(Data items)
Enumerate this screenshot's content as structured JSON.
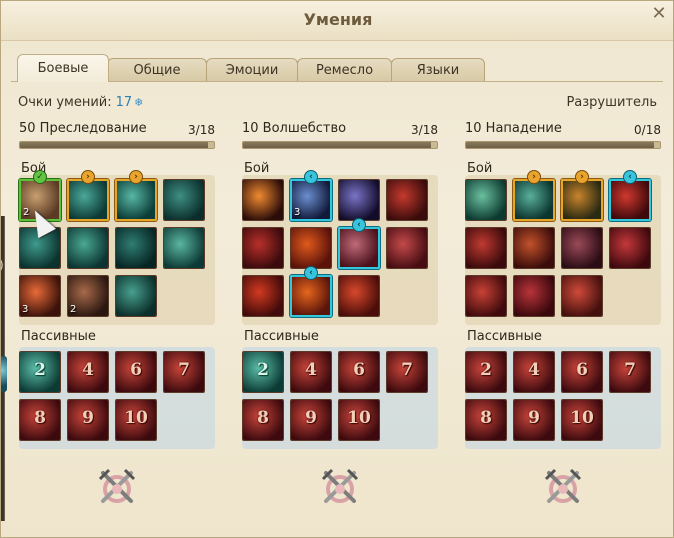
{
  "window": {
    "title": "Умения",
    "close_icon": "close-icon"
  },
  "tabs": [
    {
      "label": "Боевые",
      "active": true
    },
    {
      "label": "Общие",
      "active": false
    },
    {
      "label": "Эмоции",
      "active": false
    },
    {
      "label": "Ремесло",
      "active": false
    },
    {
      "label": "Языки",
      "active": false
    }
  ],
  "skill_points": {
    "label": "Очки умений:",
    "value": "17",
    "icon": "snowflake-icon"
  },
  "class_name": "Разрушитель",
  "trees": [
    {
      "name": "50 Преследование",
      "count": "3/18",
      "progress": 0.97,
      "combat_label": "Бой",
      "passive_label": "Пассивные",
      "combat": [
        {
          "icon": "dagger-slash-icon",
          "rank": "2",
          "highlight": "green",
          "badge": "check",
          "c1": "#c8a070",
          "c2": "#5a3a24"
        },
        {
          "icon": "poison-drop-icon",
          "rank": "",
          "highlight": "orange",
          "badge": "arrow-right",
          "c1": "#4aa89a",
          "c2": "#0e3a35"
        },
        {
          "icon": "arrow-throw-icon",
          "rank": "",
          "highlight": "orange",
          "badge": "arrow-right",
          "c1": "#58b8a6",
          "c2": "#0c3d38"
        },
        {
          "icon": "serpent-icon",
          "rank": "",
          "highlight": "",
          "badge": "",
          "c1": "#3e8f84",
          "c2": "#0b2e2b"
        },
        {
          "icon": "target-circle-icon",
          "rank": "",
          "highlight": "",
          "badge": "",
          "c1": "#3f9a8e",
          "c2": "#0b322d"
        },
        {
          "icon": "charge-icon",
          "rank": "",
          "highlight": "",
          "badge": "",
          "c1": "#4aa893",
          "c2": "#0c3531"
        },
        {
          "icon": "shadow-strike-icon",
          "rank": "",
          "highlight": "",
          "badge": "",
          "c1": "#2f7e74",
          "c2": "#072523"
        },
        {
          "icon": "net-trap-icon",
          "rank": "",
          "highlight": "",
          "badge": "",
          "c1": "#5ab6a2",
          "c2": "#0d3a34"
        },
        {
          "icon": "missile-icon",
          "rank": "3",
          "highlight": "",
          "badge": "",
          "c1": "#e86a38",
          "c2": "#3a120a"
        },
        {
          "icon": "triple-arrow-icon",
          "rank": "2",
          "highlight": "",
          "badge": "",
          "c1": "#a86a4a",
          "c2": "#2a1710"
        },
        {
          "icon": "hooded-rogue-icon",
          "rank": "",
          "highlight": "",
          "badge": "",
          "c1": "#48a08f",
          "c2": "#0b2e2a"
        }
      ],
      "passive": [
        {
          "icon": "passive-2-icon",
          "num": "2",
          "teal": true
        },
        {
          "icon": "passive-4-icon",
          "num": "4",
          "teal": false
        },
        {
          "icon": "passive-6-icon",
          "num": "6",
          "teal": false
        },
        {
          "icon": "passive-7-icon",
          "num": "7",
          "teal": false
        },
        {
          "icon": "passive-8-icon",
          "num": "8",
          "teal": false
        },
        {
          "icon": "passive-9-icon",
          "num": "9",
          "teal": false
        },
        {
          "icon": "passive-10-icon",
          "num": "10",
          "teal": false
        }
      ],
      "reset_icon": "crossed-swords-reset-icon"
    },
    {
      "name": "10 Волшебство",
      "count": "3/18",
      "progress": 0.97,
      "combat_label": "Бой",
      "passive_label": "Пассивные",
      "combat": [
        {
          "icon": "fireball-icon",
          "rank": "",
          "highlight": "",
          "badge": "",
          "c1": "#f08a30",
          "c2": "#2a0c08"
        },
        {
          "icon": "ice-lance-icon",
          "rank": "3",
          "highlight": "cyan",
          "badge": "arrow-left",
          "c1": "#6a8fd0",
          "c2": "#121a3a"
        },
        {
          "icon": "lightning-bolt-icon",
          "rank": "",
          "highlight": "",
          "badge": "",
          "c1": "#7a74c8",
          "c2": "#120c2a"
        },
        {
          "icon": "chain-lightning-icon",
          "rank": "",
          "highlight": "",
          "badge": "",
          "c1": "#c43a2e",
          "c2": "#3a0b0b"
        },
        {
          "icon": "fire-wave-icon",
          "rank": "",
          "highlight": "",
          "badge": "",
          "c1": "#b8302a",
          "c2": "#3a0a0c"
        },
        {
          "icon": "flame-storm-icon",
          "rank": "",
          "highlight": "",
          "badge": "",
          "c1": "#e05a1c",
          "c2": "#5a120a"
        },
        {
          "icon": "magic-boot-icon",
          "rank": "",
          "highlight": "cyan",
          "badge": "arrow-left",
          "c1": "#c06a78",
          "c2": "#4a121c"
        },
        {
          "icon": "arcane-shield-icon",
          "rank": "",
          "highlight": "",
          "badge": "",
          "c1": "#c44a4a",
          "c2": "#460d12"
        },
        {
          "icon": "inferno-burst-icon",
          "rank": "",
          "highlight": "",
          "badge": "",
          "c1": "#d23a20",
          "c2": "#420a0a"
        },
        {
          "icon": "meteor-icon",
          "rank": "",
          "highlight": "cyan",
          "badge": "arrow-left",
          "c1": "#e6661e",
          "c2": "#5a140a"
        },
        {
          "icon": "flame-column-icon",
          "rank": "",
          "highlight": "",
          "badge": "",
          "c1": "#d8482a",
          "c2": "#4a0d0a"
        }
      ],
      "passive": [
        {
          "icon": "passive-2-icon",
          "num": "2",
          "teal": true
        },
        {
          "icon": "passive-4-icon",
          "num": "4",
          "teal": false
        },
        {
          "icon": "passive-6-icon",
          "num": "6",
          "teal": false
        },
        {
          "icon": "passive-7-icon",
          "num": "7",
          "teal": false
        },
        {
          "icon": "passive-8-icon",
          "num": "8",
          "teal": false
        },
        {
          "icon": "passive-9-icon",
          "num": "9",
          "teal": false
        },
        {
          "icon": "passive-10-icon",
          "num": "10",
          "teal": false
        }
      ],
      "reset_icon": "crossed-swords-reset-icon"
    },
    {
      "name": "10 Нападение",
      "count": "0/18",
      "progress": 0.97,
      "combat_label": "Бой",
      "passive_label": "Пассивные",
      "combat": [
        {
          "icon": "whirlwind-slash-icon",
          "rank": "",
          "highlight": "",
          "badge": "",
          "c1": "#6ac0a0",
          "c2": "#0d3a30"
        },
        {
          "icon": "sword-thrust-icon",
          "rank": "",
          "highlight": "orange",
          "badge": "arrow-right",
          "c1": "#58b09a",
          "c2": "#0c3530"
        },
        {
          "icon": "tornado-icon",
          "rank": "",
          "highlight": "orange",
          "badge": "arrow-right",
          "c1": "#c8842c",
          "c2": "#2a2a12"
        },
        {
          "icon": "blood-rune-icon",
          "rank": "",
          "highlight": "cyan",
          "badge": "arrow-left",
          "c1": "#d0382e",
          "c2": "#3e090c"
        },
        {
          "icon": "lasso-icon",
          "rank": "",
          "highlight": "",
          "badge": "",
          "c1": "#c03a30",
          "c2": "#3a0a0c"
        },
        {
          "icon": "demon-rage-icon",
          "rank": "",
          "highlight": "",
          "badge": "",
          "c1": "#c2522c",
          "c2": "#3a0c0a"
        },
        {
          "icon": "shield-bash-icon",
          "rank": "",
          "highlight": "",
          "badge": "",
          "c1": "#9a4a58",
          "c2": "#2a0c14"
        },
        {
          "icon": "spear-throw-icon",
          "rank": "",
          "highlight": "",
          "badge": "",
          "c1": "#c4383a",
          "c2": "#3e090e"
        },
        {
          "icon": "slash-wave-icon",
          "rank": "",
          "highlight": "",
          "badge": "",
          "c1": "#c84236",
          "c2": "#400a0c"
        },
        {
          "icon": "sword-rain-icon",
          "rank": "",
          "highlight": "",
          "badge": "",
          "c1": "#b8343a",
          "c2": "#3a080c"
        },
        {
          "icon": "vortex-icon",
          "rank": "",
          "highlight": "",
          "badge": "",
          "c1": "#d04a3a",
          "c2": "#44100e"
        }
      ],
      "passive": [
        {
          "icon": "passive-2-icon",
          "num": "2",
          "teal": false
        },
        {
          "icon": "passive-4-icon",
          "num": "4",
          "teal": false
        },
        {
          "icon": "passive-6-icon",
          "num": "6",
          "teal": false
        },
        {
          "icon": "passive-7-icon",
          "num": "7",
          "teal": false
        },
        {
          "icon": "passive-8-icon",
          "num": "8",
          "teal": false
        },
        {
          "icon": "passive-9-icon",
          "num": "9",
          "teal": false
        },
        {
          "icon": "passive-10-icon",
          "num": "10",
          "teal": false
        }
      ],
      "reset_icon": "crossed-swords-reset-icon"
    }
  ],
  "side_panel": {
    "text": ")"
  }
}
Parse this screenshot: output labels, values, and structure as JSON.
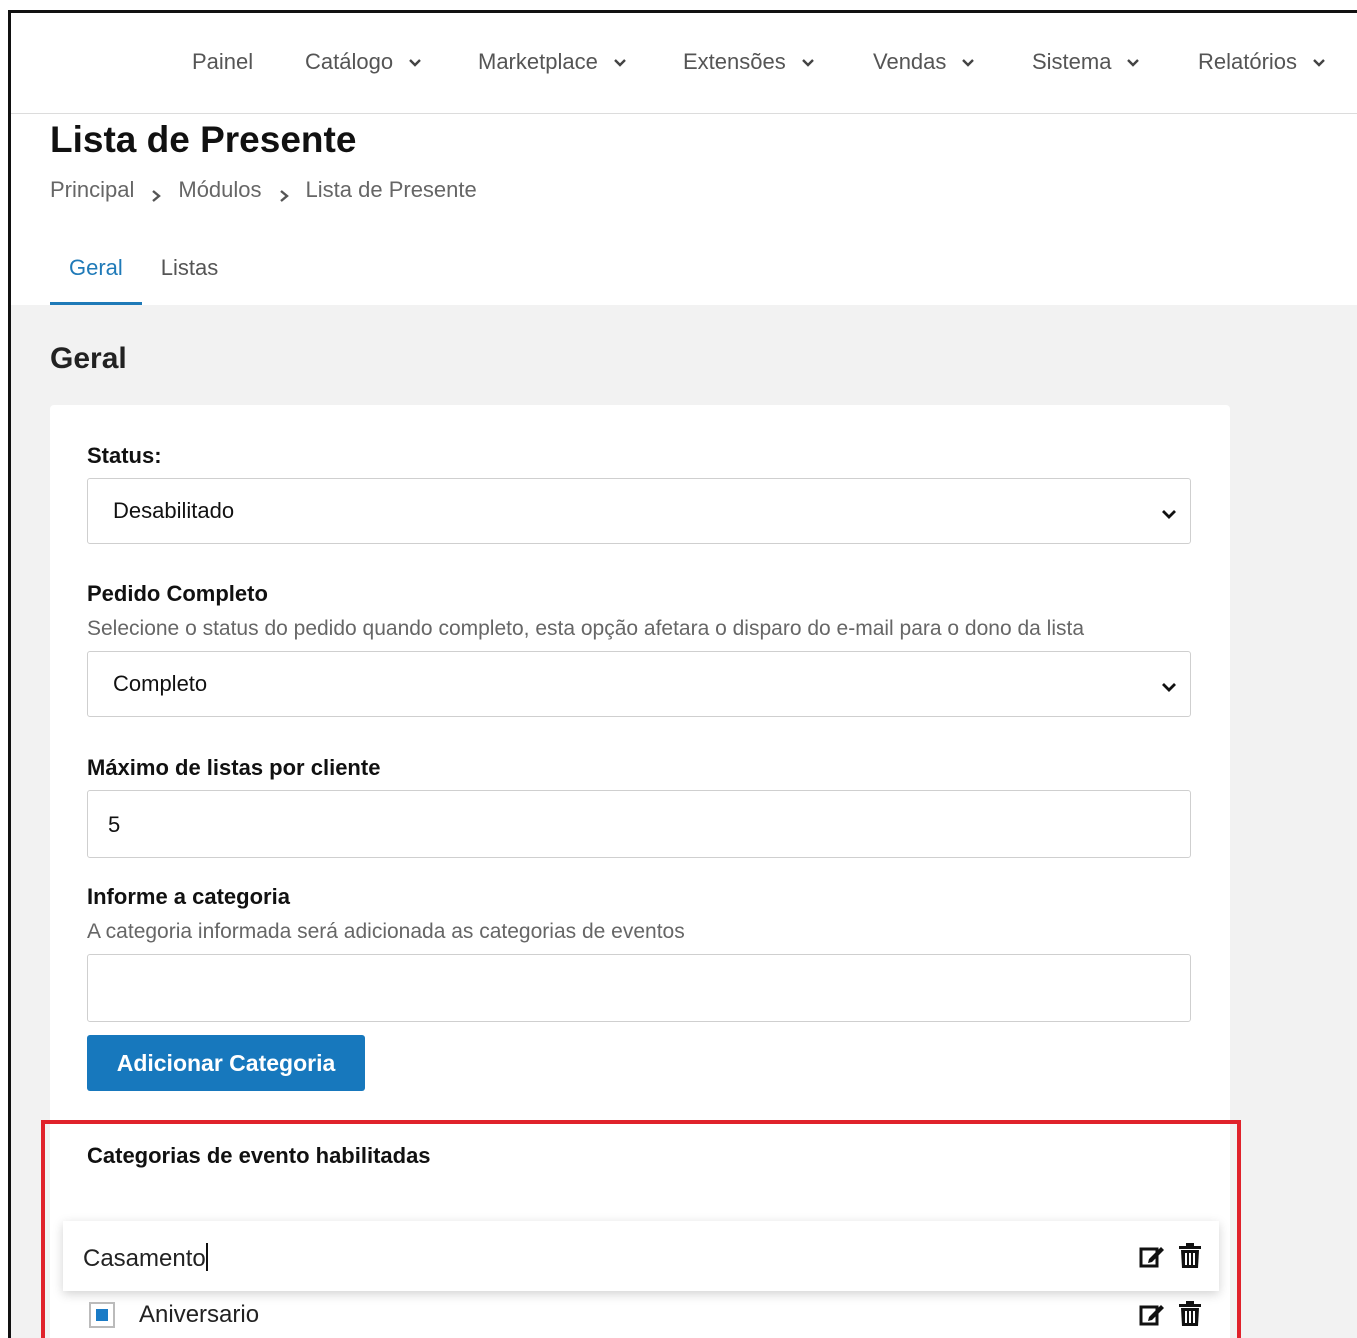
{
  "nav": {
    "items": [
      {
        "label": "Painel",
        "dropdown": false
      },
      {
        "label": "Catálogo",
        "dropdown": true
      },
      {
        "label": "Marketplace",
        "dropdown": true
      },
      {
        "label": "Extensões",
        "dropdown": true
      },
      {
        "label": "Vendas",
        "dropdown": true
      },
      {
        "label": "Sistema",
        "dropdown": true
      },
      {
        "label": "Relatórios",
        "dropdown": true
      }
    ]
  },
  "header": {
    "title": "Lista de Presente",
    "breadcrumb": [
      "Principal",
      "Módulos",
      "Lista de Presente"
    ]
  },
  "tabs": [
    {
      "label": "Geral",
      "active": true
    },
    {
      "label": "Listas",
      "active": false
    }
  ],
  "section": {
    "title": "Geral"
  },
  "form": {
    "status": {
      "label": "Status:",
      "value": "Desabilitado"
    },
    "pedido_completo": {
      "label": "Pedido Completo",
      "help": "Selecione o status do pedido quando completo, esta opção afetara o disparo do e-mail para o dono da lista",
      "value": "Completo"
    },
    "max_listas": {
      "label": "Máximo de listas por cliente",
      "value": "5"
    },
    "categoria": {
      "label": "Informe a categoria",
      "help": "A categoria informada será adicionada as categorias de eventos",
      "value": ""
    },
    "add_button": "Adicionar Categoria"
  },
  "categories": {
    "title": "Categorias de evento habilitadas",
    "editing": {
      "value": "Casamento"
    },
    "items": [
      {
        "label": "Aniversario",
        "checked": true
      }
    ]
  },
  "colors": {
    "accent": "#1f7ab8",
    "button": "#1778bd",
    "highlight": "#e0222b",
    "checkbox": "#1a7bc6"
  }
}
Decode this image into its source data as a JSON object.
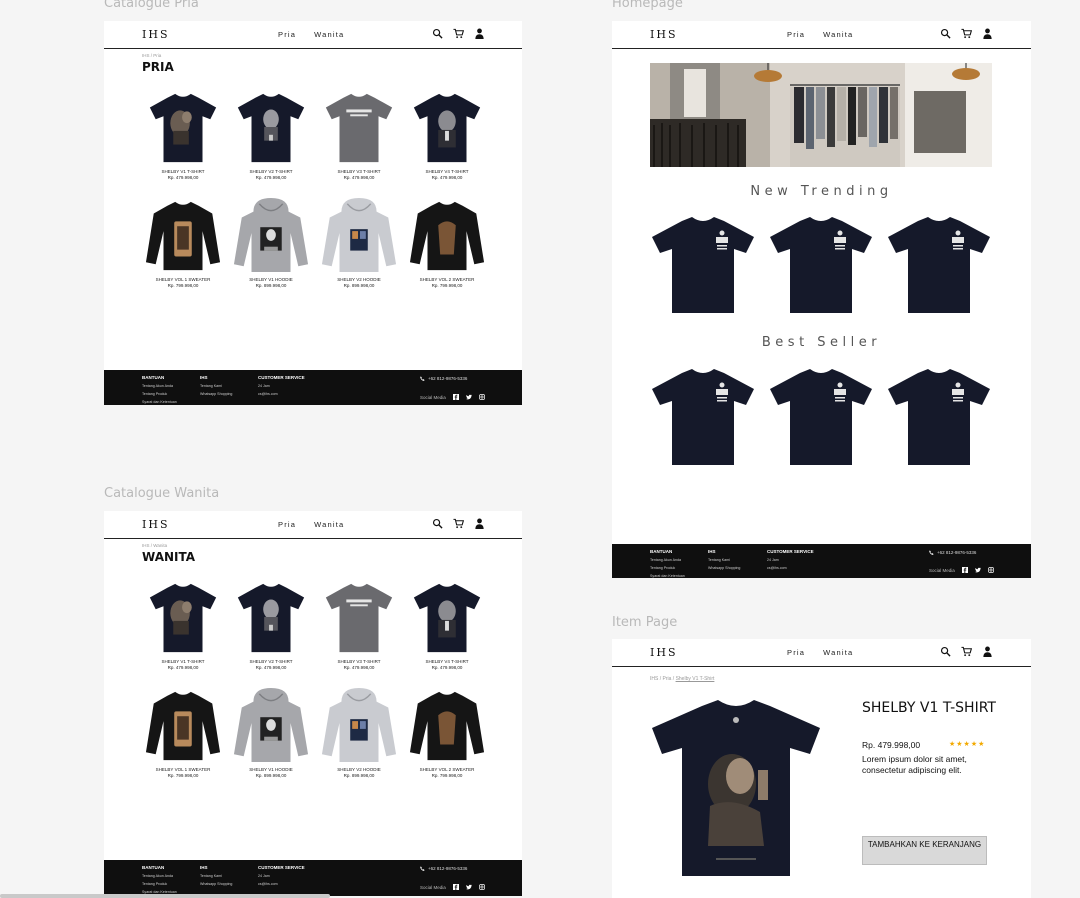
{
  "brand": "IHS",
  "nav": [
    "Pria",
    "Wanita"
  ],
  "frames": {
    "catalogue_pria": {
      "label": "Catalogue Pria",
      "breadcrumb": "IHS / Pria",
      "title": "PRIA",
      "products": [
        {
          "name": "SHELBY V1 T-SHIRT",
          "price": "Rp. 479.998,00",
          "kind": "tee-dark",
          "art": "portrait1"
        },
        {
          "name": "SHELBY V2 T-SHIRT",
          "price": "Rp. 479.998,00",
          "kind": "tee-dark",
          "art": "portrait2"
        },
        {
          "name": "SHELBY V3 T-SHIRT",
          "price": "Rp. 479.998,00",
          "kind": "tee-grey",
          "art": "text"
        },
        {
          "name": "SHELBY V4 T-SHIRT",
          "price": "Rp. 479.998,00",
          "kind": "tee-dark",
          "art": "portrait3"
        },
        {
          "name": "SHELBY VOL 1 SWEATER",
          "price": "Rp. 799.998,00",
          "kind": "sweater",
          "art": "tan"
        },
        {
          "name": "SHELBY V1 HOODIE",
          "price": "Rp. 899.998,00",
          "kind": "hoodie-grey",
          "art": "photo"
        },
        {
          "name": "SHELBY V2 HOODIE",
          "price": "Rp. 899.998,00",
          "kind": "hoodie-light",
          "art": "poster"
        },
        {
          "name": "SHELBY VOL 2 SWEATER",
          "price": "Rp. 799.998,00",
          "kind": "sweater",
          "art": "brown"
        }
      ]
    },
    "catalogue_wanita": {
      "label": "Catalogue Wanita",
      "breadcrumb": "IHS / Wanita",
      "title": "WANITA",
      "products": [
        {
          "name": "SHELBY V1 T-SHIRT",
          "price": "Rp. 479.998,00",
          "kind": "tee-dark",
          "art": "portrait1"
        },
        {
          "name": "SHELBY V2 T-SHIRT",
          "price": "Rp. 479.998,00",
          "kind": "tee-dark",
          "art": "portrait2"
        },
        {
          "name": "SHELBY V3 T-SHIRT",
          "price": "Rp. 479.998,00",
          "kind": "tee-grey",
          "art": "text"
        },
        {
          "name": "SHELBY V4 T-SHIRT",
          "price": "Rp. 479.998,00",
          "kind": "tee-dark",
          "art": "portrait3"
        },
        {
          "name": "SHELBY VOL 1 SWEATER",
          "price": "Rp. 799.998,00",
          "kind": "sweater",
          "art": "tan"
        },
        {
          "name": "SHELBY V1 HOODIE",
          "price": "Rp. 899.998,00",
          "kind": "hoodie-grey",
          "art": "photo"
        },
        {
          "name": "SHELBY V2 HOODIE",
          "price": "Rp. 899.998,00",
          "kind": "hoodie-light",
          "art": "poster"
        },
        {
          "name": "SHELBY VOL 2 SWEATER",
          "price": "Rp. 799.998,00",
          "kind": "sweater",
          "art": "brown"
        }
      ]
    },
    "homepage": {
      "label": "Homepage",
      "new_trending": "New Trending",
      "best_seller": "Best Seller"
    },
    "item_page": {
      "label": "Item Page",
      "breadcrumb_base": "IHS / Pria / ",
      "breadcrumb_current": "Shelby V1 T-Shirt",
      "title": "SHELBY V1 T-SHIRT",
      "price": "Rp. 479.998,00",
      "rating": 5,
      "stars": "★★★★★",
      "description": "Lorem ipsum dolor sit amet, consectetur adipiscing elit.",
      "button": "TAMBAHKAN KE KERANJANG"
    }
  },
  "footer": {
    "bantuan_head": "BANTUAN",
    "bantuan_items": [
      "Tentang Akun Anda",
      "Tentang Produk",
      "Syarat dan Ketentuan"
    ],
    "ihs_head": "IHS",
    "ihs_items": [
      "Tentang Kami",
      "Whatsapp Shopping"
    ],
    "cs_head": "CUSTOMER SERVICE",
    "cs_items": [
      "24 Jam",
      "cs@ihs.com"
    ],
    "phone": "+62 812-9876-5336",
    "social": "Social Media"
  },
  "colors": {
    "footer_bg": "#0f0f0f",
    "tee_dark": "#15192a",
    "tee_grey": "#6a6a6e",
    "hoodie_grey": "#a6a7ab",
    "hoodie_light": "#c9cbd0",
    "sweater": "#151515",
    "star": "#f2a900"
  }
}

- Directive:
Give back only a number, the number of lines where the string "this" occurs.

- Full response:
3